### Problem to work on:
According to the book reviews, during what span did pure mathematics and theoretical physics suffer a deep estrangement?

-- Passage provided start --

The book gives fine character portraits of the leading players, mostly men of course, but surprisingly international; plenty of Chinese, Argentinians, etc. (Not in the book, but one of today's avant grade maths men is Kurdish! )It gets a bit harder to follow as the tale develops, leaving behind what one might have heard of at school and juggling a plethora of exotically named particles that may or may not exist. ( )
  vguy | Oct 30, 2019 |
Farmelo seems to intend this work partly to be a counterpoint to Jim Baggott's _Farewell to Reality_ (2013) and Sabine Hossenfelder's _Lost in Math_ (2018). He extols the benefits that pure mathematics and theoretical physics can confer on each other. Pointing out that the two disciplines suffered a deep estrangement between the middle 1940s and the early 1970s, he portrays Einstein and Dirac as exemplars of his view before the break and others (such as Atiyah on gauge theories, Witten on string theories, Maldacena on dualities, and Arkani-Hamed on the amplituhedron calculational tool) as playing a similar role after it. He concludes that "[t]he universe is whispering its secrets to us, in stereo" (p 260).

-- Passage provided end --
-- Stored data start --

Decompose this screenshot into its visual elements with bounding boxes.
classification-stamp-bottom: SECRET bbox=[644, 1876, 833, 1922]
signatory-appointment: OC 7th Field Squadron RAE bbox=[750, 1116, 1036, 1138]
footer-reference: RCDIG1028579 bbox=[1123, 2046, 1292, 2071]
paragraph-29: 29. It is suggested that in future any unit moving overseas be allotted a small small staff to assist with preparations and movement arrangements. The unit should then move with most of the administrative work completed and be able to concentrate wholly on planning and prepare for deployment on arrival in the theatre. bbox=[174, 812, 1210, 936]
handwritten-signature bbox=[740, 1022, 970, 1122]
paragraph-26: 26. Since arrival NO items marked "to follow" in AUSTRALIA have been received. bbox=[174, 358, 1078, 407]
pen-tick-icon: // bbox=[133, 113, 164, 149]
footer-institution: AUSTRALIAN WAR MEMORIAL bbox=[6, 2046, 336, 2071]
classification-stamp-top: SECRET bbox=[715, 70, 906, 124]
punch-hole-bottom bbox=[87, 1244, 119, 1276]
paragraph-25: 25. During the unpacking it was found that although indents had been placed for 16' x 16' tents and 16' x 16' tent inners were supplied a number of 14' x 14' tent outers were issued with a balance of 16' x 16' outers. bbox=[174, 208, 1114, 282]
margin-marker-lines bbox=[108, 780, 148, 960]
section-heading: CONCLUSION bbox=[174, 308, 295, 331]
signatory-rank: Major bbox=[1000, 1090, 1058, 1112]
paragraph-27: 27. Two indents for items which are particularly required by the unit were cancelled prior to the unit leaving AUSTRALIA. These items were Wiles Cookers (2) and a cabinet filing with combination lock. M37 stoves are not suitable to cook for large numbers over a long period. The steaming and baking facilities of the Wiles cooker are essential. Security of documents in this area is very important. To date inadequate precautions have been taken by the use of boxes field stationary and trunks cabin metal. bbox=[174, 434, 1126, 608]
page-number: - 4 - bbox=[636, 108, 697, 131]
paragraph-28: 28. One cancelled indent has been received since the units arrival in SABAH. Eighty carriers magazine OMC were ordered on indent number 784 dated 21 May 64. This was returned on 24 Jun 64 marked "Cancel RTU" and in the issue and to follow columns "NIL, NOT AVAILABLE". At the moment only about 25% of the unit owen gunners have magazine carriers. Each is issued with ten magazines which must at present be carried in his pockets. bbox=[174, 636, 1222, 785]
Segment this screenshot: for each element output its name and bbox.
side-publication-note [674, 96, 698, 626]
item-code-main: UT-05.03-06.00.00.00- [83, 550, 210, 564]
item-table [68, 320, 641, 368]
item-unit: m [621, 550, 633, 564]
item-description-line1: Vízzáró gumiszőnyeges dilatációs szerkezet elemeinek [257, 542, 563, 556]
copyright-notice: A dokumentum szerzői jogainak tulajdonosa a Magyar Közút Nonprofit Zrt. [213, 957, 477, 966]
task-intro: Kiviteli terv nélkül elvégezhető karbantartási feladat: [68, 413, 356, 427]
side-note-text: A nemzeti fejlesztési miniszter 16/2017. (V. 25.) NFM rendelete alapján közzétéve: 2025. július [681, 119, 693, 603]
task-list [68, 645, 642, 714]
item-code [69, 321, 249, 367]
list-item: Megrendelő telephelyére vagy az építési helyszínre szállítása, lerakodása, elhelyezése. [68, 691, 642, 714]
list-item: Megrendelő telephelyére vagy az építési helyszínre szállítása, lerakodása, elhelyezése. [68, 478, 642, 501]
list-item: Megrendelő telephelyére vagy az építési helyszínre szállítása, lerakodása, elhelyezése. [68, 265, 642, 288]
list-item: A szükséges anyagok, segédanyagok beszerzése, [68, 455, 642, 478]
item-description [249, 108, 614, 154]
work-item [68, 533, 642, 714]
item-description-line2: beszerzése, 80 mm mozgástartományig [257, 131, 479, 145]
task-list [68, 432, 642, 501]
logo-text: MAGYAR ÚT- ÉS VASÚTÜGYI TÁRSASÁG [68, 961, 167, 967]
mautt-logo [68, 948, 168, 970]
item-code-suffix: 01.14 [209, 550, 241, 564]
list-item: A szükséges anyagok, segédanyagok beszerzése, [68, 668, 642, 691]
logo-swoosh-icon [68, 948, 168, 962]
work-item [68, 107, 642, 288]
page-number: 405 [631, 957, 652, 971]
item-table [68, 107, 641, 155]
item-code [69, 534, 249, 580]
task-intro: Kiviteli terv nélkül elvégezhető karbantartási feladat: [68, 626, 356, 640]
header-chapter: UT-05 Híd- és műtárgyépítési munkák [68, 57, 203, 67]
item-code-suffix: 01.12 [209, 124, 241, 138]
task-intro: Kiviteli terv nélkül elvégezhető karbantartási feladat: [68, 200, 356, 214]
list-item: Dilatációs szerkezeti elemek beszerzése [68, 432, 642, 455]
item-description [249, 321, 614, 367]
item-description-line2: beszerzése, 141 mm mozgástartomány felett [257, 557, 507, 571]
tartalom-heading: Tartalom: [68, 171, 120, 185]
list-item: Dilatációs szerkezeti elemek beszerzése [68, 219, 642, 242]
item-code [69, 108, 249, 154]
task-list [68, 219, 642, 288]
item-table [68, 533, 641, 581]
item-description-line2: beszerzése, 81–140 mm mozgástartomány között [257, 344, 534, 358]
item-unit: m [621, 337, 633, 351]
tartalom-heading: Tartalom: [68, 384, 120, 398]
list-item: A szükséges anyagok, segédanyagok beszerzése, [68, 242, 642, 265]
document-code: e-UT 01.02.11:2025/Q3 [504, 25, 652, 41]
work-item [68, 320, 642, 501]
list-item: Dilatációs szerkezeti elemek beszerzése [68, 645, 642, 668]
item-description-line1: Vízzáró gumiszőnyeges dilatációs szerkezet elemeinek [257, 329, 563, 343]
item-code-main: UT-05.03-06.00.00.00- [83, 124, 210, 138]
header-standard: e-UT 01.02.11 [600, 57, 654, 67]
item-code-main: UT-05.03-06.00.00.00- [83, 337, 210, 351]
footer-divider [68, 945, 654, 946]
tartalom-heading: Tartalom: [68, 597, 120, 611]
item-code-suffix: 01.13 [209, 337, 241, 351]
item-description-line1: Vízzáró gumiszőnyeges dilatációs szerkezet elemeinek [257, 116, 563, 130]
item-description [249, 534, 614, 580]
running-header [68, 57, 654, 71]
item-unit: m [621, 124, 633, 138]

-- Stored data end --

### Task solution:
Between the middle 1940s and the early 1970s.